Write the records out again, keeping each line exactly as it is.

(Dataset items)
--- --- ---

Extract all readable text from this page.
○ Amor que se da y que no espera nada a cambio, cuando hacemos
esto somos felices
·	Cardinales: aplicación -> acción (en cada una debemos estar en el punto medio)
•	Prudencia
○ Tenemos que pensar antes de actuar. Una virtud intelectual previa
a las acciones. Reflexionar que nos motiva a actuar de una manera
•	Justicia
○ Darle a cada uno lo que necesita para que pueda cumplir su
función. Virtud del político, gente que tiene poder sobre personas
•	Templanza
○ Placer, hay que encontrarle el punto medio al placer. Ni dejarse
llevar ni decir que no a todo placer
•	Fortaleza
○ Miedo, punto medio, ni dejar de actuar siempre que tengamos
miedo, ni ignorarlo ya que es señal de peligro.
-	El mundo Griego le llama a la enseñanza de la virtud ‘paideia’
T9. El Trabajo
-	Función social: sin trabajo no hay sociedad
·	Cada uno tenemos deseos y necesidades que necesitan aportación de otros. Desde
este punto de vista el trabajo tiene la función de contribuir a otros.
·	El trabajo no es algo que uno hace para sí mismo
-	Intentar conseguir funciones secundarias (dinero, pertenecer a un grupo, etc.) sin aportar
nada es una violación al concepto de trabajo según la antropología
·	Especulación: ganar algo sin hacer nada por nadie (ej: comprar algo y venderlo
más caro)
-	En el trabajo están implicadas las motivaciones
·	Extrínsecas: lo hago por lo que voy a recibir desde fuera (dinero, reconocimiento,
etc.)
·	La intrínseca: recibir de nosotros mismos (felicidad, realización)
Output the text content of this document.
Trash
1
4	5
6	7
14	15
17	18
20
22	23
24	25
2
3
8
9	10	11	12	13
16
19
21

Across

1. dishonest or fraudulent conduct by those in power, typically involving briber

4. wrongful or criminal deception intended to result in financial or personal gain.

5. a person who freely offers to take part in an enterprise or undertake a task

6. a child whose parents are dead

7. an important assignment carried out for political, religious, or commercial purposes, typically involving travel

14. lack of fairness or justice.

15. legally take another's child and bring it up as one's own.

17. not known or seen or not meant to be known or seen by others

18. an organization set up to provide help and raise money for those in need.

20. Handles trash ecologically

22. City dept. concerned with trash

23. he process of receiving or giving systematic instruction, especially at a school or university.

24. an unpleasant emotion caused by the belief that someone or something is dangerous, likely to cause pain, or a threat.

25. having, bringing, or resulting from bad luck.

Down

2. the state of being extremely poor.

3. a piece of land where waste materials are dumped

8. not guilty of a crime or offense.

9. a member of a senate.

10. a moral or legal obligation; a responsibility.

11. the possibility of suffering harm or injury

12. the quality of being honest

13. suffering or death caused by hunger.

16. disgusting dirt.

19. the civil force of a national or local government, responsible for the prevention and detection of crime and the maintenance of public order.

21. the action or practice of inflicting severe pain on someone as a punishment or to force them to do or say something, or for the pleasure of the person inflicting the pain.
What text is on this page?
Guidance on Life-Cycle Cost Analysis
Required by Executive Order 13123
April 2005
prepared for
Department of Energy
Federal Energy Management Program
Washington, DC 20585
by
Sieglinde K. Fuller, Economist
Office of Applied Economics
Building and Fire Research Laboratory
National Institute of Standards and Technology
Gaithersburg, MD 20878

--- --- ---

# Task answer:
Extract all readable text from this page.
○ Amor que se da y que no espera nada a cambio, cuando hacemos
esto somos felices
·	Cardinales: aplicación -> acción (en cada una debemos estar en el punto medio)
•	Prudencia
○ Tenemos que pensar antes de actuar. Una virtud intelectual previa
a las acciones. Reflexionar que nos motiva a actuar de una manera
•	Justicia
○ Darle a cada uno lo que necesita para que pueda cumplir su
función. Virtud del político, gente que tiene poder sobre personas
•	Templanza
○ Placer, hay que encontrarle el punto medio al placer. Ni dejarse
llevar ni decir que no a todo placer
•	Fortaleza
○ Miedo, punto medio, ni dejar de actuar siempre que tengamos
miedo, ni ignorarlo ya que es señal de peligro.
-	El mundo Griego le llama a la enseñanza de la virtud ‘paideia’
T9. El Trabajo
-	Función social: sin trabajo no hay sociedad
·	Cada uno tenemos deseos y necesidades que necesitan aportación de otros. Desde
este punto de vista el trabajo tiene la función de contribuir a otros.
·	El trabajo no es algo que uno hace para sí mismo
-	Intentar conseguir funciones secundarias (dinero, pertenecer a un grupo, etc.) sin aportar
nada es una violación al concepto de trabajo según la antropología
·	Especulación: ganar algo sin hacer nada por nadie (ej: comprar algo y venderlo
más caro)
-	En el trabajo están implicadas las motivaciones
·	Extrínsecas: lo hago por lo que voy a recibir desde fuera (dinero, reconocimiento,
etc.)
·	La intrínseca: recibir de nosotros mismos (felicidad, realización)
Output the text content of this document.
Trash
1
4	5
6	7
14	15
17	18
20
22	23
24	25
2
3
8
9	10	11	12	13
16
19
21

Across

1. dishonest or fraudulent conduct by those in power, typically involving briber

4. wrongful or criminal deception intended to result in financial or personal gain.

5. a person who freely offers to take part in an enterprise or undertake a task

6. a child whose parents are dead

7. an important assignment carried out for political, religious, or commercial purposes, typically involving travel

14. lack of fairness or justice.

15. legally take another's child and bring it up as one's own.

17. not known or seen or not meant to be known or seen by others

18. an organization set up to provide help and raise money for those in need.

20. Handles trash ecologically

22. City dept. concerned with trash

23. he process of receiving or giving systematic instruction, especially at a school or university.

24. an unpleasant emotion caused by the belief that someone or something is dangerous, likely to cause pain, or a threat.

25. having, bringing, or resulting from bad luck.

Down

2. the state of being extremely poor.

3. a piece of land where waste materials are dumped

8. not guilty of a crime or offense.

9. a member of a senate.

10. a moral or legal obligation; a responsibility.

11. the possibility of suffering harm or injury

12. the quality of being honest

13. suffering or death caused by hunger.

16. disgusting dirt.

19. the civil force of a national or local government, responsible for the prevention and detection of crime and the maintenance of public order.

21. the action or practice of inflicting severe pain on someone as a punishment or to force them to do or say something, or for the pleasure of the person inflicting the pain.
What text is on this page?
Guidance on Life-Cycle Cost Analysis
Required by Executive Order 13123
April 2005
prepared for
Department of Energy
Federal Energy Management Program
Washington, DC 20585
by
Sieglinde K. Fuller, Economist
Office of Applied Economics
Building and Fire Research Laboratory
National Institute of Standards and Technology
Gaithersburg, MD 20878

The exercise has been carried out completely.